## Problem description
Give the data below again exactly as written, without its pictures.

## Data records
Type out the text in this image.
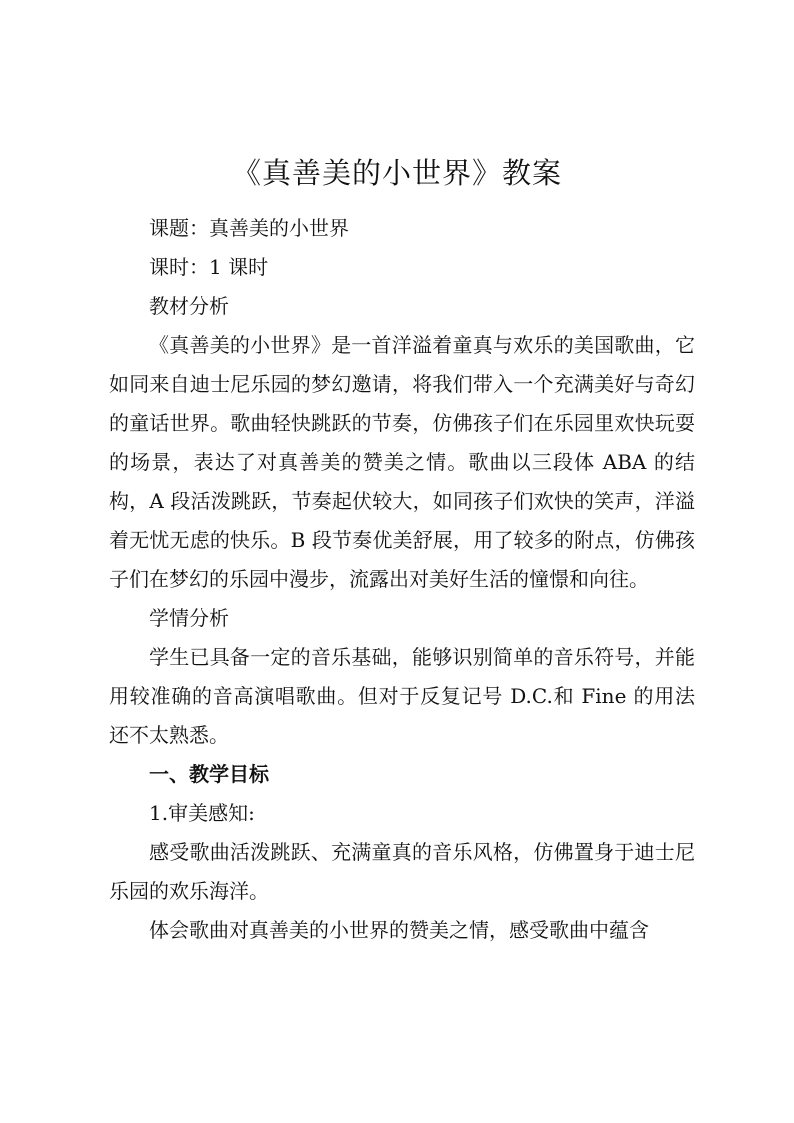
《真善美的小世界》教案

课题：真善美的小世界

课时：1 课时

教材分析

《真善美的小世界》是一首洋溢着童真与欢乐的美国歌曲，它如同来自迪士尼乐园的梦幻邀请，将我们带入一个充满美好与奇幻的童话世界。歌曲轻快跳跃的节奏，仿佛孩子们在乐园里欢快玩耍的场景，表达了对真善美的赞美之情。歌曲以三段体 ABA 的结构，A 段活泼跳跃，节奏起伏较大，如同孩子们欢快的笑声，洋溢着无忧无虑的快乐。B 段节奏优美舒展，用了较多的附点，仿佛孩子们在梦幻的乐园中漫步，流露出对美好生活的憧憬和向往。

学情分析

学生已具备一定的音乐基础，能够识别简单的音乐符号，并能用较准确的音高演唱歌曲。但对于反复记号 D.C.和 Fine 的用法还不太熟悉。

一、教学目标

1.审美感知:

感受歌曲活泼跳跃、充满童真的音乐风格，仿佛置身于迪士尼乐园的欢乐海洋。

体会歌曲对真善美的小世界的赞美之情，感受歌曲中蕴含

## Full output
Type out the text in this image.
《真善美的小世界》教案

课题：真善美的小世界

课时：1 课时

教材分析

《真善美的小世界》是一首洋溢着童真与欢乐的美国歌曲，它如同来自迪士尼乐园的梦幻邀请，将我们带入一个充满美好与奇幻的童话世界。歌曲轻快跳跃的节奏，仿佛孩子们在乐园里欢快玩耍的场景，表达了对真善美的赞美之情。歌曲以三段体 ABA 的结构，A 段活泼跳跃，节奏起伏较大，如同孩子们欢快的笑声，洋溢着无忧无虑的快乐。B 段节奏优美舒展，用了较多的附点，仿佛孩子们在梦幻的乐园中漫步，流露出对美好生活的憧憬和向往。

学情分析

学生已具备一定的音乐基础，能够识别简单的音乐符号，并能用较准确的音高演唱歌曲。但对于反复记号 D.C.和 Fine 的用法还不太熟悉。

一、教学目标

1.审美感知:

感受歌曲活泼跳跃、充满童真的音乐风格，仿佛置身于迪士尼乐园的欢乐海洋。

体会歌曲对真善美的小世界的赞美之情，感受歌曲中蕴含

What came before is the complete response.